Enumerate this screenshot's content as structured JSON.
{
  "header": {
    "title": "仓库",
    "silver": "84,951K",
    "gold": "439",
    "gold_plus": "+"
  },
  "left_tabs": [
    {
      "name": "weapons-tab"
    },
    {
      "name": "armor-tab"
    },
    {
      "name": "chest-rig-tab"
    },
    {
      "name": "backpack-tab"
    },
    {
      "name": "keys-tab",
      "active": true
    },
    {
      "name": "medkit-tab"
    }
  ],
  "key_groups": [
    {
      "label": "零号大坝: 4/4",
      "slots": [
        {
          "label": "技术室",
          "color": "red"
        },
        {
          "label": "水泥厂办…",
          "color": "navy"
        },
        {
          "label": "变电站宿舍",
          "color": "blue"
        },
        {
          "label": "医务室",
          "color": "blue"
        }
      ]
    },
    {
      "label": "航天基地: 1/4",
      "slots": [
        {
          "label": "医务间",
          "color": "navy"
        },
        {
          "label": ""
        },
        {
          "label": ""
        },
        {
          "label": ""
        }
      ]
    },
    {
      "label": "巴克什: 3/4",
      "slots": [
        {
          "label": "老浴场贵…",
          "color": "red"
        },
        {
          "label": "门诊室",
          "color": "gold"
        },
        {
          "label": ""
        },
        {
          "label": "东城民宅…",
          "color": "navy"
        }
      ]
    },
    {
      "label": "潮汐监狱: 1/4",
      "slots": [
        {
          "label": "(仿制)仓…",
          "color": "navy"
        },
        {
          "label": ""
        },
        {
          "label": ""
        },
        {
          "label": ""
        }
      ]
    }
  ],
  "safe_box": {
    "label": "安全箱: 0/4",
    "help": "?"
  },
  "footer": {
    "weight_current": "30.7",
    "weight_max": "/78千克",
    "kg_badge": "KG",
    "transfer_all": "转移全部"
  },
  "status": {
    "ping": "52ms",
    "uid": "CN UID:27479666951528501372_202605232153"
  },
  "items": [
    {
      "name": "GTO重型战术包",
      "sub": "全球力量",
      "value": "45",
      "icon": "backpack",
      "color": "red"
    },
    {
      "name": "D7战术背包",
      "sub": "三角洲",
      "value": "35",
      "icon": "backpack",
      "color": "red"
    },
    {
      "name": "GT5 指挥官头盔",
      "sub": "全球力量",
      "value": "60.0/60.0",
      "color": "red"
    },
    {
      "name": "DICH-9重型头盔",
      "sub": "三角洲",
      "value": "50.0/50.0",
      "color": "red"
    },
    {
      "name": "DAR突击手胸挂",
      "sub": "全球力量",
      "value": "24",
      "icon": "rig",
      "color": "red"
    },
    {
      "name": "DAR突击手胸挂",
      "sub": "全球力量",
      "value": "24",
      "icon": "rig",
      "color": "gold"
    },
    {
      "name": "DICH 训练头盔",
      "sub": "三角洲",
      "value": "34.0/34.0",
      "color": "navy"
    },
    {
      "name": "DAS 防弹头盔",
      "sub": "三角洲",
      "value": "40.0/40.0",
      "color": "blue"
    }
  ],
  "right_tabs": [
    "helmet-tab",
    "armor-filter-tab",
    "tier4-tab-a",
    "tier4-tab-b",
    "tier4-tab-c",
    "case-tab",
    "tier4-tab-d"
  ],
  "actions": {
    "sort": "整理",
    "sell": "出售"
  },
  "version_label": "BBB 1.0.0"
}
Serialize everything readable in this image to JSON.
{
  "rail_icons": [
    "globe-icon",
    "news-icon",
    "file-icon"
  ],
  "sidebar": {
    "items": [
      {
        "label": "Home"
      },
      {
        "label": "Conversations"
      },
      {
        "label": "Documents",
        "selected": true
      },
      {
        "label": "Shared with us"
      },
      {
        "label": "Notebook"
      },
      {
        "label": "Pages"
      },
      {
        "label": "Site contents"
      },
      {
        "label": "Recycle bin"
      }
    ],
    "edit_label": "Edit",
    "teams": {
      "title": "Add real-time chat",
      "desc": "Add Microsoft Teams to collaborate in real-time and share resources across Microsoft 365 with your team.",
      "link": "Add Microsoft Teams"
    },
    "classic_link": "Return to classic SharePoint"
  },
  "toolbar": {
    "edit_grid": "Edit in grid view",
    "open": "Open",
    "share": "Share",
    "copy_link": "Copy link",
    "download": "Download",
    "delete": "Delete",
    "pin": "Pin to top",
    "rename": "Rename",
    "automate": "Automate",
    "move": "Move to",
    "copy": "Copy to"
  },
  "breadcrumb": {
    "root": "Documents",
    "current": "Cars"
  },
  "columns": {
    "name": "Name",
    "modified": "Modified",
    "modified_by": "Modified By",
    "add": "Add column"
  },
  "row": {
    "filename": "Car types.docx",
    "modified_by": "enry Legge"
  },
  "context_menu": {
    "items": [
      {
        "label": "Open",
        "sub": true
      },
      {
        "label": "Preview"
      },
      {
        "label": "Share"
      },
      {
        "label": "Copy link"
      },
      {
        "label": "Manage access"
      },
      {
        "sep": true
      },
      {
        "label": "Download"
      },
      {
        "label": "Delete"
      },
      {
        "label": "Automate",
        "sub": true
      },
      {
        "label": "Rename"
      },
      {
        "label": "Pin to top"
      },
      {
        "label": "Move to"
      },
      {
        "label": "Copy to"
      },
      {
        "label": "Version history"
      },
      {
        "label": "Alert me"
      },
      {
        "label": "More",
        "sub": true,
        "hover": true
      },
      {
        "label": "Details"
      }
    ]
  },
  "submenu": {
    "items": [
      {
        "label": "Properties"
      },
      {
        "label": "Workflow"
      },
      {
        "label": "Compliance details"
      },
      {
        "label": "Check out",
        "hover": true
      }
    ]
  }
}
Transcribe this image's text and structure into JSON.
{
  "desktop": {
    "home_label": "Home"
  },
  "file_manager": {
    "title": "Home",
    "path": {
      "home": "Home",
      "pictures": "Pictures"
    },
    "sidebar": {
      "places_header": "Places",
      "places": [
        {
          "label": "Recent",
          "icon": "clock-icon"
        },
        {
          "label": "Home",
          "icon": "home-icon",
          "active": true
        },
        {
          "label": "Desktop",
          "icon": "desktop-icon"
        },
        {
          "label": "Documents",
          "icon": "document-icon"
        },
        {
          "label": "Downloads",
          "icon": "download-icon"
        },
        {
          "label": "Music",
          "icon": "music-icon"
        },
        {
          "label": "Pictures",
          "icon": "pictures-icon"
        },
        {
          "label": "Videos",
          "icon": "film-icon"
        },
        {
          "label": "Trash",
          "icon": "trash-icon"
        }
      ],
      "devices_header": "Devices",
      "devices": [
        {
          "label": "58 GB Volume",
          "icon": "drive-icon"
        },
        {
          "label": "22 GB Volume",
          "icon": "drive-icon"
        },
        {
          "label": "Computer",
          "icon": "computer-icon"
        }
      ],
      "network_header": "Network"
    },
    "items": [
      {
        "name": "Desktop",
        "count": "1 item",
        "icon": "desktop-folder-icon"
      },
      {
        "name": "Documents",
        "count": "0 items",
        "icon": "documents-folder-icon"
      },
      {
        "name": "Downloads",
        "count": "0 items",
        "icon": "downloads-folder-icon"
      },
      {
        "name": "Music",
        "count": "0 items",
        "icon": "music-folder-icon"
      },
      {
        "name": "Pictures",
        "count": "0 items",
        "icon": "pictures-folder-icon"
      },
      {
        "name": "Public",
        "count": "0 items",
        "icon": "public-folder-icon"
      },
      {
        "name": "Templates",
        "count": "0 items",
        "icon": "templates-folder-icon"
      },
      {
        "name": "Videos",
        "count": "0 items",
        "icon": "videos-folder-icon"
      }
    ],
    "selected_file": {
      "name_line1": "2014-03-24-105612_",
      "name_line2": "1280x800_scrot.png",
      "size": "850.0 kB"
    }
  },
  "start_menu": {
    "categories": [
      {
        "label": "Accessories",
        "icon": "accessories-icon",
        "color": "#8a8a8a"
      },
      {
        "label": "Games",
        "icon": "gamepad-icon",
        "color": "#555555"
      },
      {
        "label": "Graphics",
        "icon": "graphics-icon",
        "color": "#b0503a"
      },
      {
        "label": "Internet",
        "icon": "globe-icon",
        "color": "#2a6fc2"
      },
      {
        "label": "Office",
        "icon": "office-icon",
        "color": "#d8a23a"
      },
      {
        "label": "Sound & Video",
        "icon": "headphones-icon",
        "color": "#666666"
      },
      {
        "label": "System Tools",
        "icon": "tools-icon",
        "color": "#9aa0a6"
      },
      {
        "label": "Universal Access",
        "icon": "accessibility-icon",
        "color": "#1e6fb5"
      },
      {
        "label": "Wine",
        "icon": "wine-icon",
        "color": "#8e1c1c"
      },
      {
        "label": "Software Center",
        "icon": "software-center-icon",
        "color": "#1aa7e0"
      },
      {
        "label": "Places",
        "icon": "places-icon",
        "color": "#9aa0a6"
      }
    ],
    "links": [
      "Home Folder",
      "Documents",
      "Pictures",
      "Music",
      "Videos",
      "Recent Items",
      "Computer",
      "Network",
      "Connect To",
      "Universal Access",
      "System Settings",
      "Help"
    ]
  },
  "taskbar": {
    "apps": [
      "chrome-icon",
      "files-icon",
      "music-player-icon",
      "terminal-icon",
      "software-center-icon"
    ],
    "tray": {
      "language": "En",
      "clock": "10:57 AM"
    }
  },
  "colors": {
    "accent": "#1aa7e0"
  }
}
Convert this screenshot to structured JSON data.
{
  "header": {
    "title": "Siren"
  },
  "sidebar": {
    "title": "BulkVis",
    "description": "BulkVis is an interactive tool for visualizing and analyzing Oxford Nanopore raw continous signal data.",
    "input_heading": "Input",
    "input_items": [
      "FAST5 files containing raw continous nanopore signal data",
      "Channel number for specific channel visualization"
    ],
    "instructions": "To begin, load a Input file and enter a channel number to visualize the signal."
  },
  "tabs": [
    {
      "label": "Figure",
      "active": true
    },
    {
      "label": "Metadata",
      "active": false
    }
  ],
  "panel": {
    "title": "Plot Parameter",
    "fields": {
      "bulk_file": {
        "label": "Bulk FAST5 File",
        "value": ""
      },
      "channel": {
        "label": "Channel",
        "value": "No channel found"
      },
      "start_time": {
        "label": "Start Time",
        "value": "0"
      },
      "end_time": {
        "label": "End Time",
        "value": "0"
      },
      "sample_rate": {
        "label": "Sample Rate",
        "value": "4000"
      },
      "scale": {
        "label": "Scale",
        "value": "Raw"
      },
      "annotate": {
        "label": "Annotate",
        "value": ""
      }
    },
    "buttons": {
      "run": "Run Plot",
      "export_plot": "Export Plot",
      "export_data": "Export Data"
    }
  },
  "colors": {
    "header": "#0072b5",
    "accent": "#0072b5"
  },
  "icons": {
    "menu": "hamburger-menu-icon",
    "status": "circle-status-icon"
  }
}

■ **Direction**
Show all lines above holding "screenshot".

■ **Exercise answer**
Enumerate this screenshot's content as structured JSON.
Convert this screenshot to structured JSON data.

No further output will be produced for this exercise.